Give every line again exactly as it appears, please, but not the pictures.

start Given information

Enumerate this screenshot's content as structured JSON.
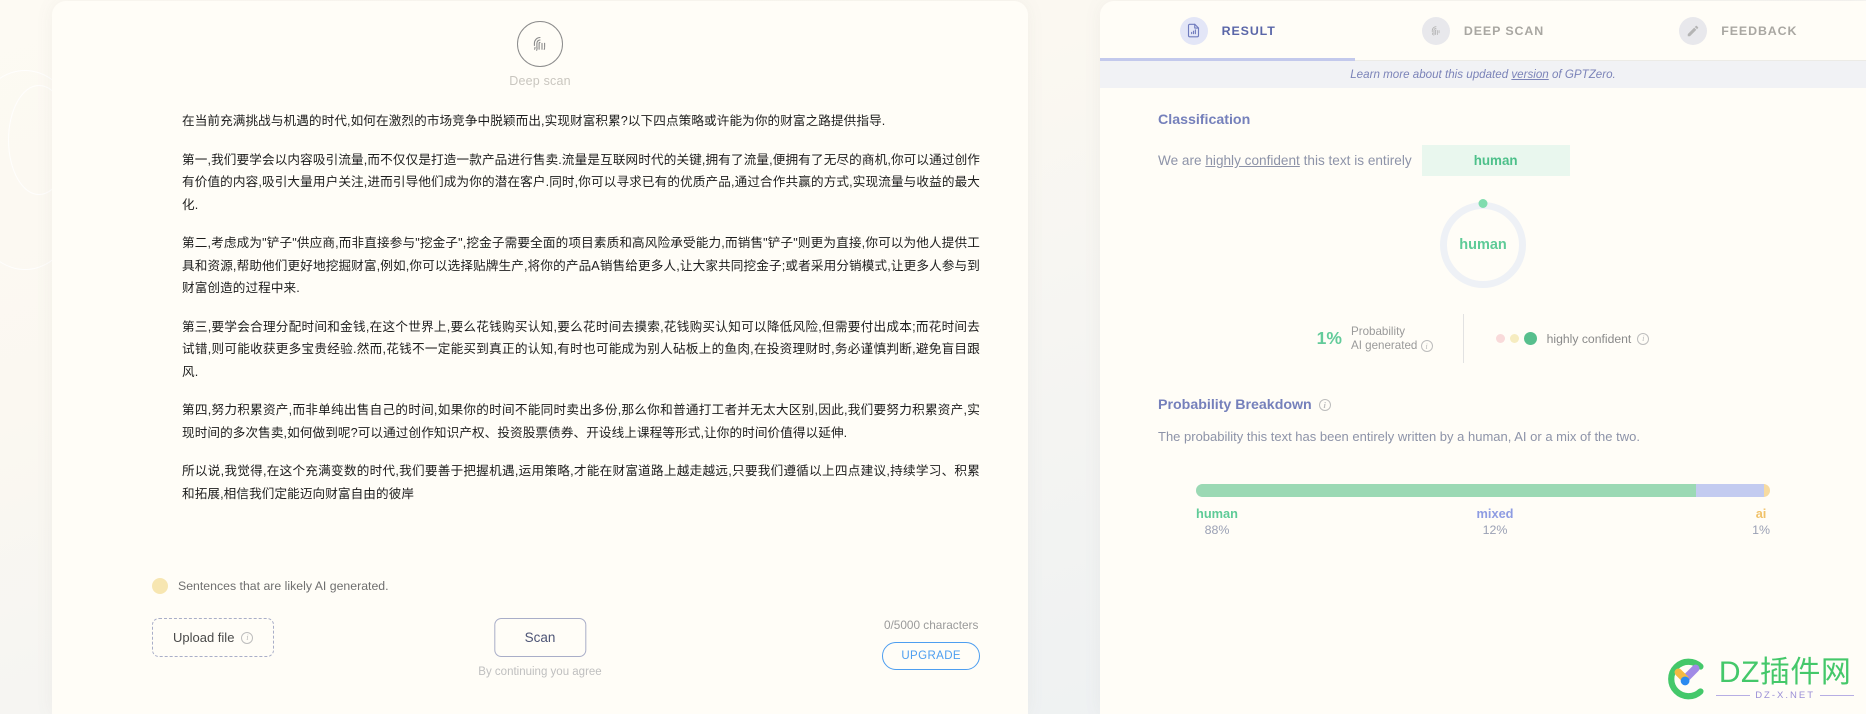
{
  "left": {
    "deep_scan_label": "Deep scan",
    "fingerprint_icon": "fingerprint-icon",
    "paragraphs": [
      "在当前充满挑战与机遇的时代,如何在激烈的市场竞争中脱颖而出,实现财富积累?以下四点策略或许能为你的财富之路提供指导.",
      "第一,我们要学会以内容吸引流量,而不仅仅是打造一款产品进行售卖.流量是互联网时代的关键,拥有了流量,便拥有了无尽的商机,你可以通过创作有价值的内容,吸引大量用户关注,进而引导他们成为你的潜在客户.同时,你可以寻求已有的优质产品,通过合作共赢的方式,实现流量与收益的最大化.",
      "第二,考虑成为\"铲子\"供应商,而非直接参与\"挖金子\",挖金子需要全面的项目素质和高风险承受能力,而销售\"铲子\"则更为直接,你可以为他人提供工具和资源,帮助他们更好地挖掘财富,例如,你可以选择贴牌生产,将你的产品A销售给更多人,让大家共同挖金子;或者采用分销模式,让更多人参与到财富创造的过程中来.",
      "第三,要学会合理分配时间和金钱,在这个世界上,要么花钱购买认知,要么花时间去摸索,花钱购买认知可以降低风险,但需要付出成本;而花时间去试错,则可能收获更多宝贵经验.然而,花钱不一定能买到真正的认知,有时也可能成为别人砧板上的鱼肉,在投资理财时,务必谨慎判断,避免盲目跟风.",
      "第四,努力积累资产,而非单纯出售自己的时间,如果你的时间不能同时卖出多份,那么你和普通打工者并无太大区别,因此,我们要努力积累资产,实现时间的多次售卖,如何做到呢?可以通过创作知识产权、投资股票债券、开设线上课程等形式,让你的时间价值得以延伸.",
      "所以说,我觉得,在这个充满变数的时代,我们要善于把握机遇,运用策略,才能在财富道路上越走越远,只要我们遵循以上四点建议,持续学习、积累和拓展,相信我们定能迈向财富自由的彼岸"
    ],
    "legend_text": "Sentences that are likely AI generated.",
    "legend_color": "#f7e6b1",
    "upload_label": "Upload file",
    "scan_label": "Scan",
    "scan_sub": "By continuing you agree",
    "characters": "0/5000 characters",
    "upgrade_label": "UPGRADE"
  },
  "right": {
    "tabs": [
      {
        "label": "RESULT",
        "icon": "document-chart-icon",
        "active": true
      },
      {
        "label": "DEEP SCAN",
        "icon": "fingerprint-icon",
        "active": false
      },
      {
        "label": "FEEDBACK",
        "icon": "pencil-icon",
        "active": false
      }
    ],
    "version_bar": {
      "prefix": "Learn more about this updated ",
      "link": "version",
      "suffix": " of GPTZero."
    },
    "classification": {
      "title": "Classification",
      "lead": "We are ",
      "emphasis": "highly confident",
      "tail": " this text is entirely",
      "verdict": "human",
      "verdict_color": "#4dc08a"
    },
    "gauge": {
      "label": "human",
      "value": 1,
      "track_color": "#eef1f6",
      "knob_color": "#7fdcae"
    },
    "stats": {
      "probability_pct": "1%",
      "probability_line1": "Probability",
      "probability_line2": "AI generated",
      "confidence_label": "highly confident",
      "dots": [
        "#f9dada",
        "#f6ecc0",
        "#57bf8d"
      ]
    },
    "breakdown": {
      "title": "Probability Breakdown",
      "description": "The probability this text has been entirely written by a human, AI or a mix of the two."
    },
    "info_icon": "info-icon"
  },
  "chart_data": {
    "type": "bar",
    "title": "Probability Breakdown",
    "subtitle": "The probability this text has been entirely written by a human, AI or a mix of the two.",
    "orientation": "horizontal-stacked",
    "categories": [
      "human",
      "mixed",
      "ai"
    ],
    "values": [
      88,
      12,
      1
    ],
    "value_labels": [
      "88%",
      "12%",
      "1%"
    ],
    "colors": [
      "#9bd9b4",
      "#c3cbf0",
      "#f7dba0"
    ],
    "xlabel": "",
    "ylabel": "",
    "ylim": [
      0,
      100
    ],
    "grid": false,
    "legend": "below-bar",
    "annotations": [
      {
        "text": "1%",
        "meaning": "Probability AI generated"
      },
      {
        "text": "human",
        "meaning": "overall classification"
      },
      {
        "text": "highly confident",
        "meaning": "confidence level"
      }
    ]
  },
  "watermark": {
    "title": "DZ插件网",
    "subtitle": "DZ-X.NET",
    "title_color": "#44c86a",
    "subtitle_color": "#9b8fd6"
  }
}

end Given information

The completed task »
Enumerate this screenshot's content as structured JSON.
{
  "left": {
    "deep_scan_label": "Deep scan",
    "fingerprint_icon": "fingerprint-icon",
    "paragraphs": [
      "在当前充满挑战与机遇的时代,如何在激烈的市场竞争中脱颖而出,实现财富积累?以下四点策略或许能为你的财富之路提供指导.",
      "第一,我们要学会以内容吸引流量,而不仅仅是打造一款产品进行售卖.流量是互联网时代的关键,拥有了流量,便拥有了无尽的商机,你可以通过创作有价值的内容,吸引大量用户关注,进而引导他们成为你的潜在客户.同时,你可以寻求已有的优质产品,通过合作共赢的方式,实现流量与收益的最大化.",
      "第二,考虑成为\"铲子\"供应商,而非直接参与\"挖金子\",挖金子需要全面的项目素质和高风险承受能力,而销售\"铲子\"则更为直接,你可以为他人提供工具和资源,帮助他们更好地挖掘财富,例如,你可以选择贴牌生产,将你的产品A销售给更多人,让大家共同挖金子;或者采用分销模式,让更多人参与到财富创造的过程中来.",
      "第三,要学会合理分配时间和金钱,在这个世界上,要么花钱购买认知,要么花时间去摸索,花钱购买认知可以降低风险,但需要付出成本;而花时间去试错,则可能收获更多宝贵经验.然而,花钱不一定能买到真正的认知,有时也可能成为别人砧板上的鱼肉,在投资理财时,务必谨慎判断,避免盲目跟风.",
      "第四,努力积累资产,而非单纯出售自己的时间,如果你的时间不能同时卖出多份,那么你和普通打工者并无太大区别,因此,我们要努力积累资产,实现时间的多次售卖,如何做到呢?可以通过创作知识产权、投资股票债券、开设线上课程等形式,让你的时间价值得以延伸.",
      "所以说,我觉得,在这个充满变数的时代,我们要善于把握机遇,运用策略,才能在财富道路上越走越远,只要我们遵循以上四点建议,持续学习、积累和拓展,相信我们定能迈向财富自由的彼岸"
    ],
    "legend_text": "Sentences that are likely AI generated.",
    "legend_color": "#f7e6b1",
    "upload_label": "Upload file",
    "scan_label": "Scan",
    "scan_sub": "By continuing you agree",
    "characters": "0/5000 characters",
    "upgrade_label": "UPGRADE"
  },
  "right": {
    "tabs": [
      {
        "label": "RESULT",
        "icon": "document-chart-icon",
        "active": true
      },
      {
        "label": "DEEP SCAN",
        "icon": "fingerprint-icon",
        "active": false
      },
      {
        "label": "FEEDBACK",
        "icon": "pencil-icon",
        "active": false
      }
    ],
    "version_bar": {
      "prefix": "Learn more about this updated ",
      "link": "version",
      "suffix": " of GPTZero."
    },
    "classification": {
      "title": "Classification",
      "lead": "We are ",
      "emphasis": "highly confident",
      "tail": " this text is entirely",
      "verdict": "human",
      "verdict_color": "#4dc08a"
    },
    "gauge": {
      "label": "human",
      "value": 1,
      "track_color": "#eef1f6",
      "knob_color": "#7fdcae"
    },
    "stats": {
      "probability_pct": "1%",
      "probability_line1": "Probability",
      "probability_line2": "AI generated",
      "confidence_label": "highly confident",
      "dots": [
        "#f9dada",
        "#f6ecc0",
        "#57bf8d"
      ]
    },
    "breakdown": {
      "title": "Probability Breakdown",
      "description": "The probability this text has been entirely written by a human, AI or a mix of the two."
    },
    "info_icon": "info-icon"
  },
  "chart_data": {
    "type": "bar",
    "title": "Probability Breakdown",
    "subtitle": "The probability this text has been entirely written by a human, AI or a mix of the two.",
    "orientation": "horizontal-stacked",
    "categories": [
      "human",
      "mixed",
      "ai"
    ],
    "values": [
      88,
      12,
      1
    ],
    "value_labels": [
      "88%",
      "12%",
      "1%"
    ],
    "colors": [
      "#9bd9b4",
      "#c3cbf0",
      "#f7dba0"
    ],
    "xlabel": "",
    "ylabel": "",
    "ylim": [
      0,
      100
    ],
    "grid": false,
    "legend": "below-bar",
    "annotations": [
      {
        "text": "1%",
        "meaning": "Probability AI generated"
      },
      {
        "text": "human",
        "meaning": "overall classification"
      },
      {
        "text": "highly confident",
        "meaning": "confidence level"
      }
    ]
  },
  "watermark": {
    "title": "DZ插件网",
    "subtitle": "DZ-X.NET",
    "title_color": "#44c86a",
    "subtitle_color": "#9b8fd6"
  }
}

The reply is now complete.